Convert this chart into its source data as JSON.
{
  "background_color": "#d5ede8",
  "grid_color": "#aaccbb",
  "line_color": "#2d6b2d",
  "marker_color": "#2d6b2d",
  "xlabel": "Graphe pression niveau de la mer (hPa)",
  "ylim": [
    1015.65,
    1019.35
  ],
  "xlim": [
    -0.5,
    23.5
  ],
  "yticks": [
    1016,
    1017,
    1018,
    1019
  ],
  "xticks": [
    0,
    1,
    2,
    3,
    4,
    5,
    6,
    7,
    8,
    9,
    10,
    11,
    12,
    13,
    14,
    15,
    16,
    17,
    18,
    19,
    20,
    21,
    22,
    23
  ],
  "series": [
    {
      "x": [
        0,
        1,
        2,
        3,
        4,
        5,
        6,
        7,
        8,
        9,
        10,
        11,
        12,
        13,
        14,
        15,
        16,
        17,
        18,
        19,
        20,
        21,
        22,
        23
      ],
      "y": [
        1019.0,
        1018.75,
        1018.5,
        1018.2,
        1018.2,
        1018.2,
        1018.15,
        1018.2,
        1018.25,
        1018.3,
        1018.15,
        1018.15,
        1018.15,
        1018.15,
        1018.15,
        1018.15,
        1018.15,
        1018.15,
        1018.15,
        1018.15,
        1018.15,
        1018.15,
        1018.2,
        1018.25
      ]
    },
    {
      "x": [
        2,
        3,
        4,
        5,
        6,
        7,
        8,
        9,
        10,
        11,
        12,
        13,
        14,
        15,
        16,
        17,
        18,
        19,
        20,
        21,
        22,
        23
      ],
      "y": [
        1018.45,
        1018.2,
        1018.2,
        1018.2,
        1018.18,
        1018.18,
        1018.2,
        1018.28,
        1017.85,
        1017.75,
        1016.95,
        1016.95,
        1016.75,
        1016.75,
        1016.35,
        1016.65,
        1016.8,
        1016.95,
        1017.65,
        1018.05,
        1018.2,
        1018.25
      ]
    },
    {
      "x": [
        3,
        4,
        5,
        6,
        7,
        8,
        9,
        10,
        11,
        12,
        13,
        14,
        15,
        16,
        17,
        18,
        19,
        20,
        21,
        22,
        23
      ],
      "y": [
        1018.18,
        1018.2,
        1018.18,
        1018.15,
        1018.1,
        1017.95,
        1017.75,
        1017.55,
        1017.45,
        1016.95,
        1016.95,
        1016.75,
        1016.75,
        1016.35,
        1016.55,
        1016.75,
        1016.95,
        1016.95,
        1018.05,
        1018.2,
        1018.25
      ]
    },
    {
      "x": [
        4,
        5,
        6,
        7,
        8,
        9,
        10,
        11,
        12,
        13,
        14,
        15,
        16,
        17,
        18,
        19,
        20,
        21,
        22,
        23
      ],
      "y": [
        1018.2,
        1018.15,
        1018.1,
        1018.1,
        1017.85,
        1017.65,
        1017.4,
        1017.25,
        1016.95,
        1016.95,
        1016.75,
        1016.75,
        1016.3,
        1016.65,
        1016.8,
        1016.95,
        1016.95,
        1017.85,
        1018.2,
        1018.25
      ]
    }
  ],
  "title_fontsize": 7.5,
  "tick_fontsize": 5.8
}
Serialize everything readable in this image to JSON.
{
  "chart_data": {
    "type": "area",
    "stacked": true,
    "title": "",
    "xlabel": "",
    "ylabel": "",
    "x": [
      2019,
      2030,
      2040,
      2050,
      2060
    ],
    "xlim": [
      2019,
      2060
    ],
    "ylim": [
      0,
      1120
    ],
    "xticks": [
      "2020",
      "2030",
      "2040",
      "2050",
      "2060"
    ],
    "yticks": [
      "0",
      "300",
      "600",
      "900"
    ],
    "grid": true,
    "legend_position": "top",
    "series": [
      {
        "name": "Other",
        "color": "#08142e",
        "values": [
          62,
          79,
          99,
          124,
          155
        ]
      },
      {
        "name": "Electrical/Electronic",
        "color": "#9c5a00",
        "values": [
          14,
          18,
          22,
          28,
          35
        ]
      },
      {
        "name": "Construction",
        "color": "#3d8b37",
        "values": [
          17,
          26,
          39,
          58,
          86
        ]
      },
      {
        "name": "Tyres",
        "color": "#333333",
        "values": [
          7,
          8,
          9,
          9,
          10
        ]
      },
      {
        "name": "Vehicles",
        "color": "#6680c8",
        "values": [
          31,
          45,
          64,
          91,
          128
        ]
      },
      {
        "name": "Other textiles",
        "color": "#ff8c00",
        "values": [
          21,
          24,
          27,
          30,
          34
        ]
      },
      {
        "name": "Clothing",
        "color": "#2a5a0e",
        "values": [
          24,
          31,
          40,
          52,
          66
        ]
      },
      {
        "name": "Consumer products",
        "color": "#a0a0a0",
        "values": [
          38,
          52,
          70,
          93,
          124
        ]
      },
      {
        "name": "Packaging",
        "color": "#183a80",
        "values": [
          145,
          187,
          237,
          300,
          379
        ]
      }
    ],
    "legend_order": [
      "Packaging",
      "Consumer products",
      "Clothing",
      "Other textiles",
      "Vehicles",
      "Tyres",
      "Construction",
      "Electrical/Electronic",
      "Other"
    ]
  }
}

========

• **Written instruction**
Look through the material above. Copy each line where the word "JSON" appears.

• **Complete output**
Convert this chart into its source data as JSON.
Serialize everything readable in this image to JSON.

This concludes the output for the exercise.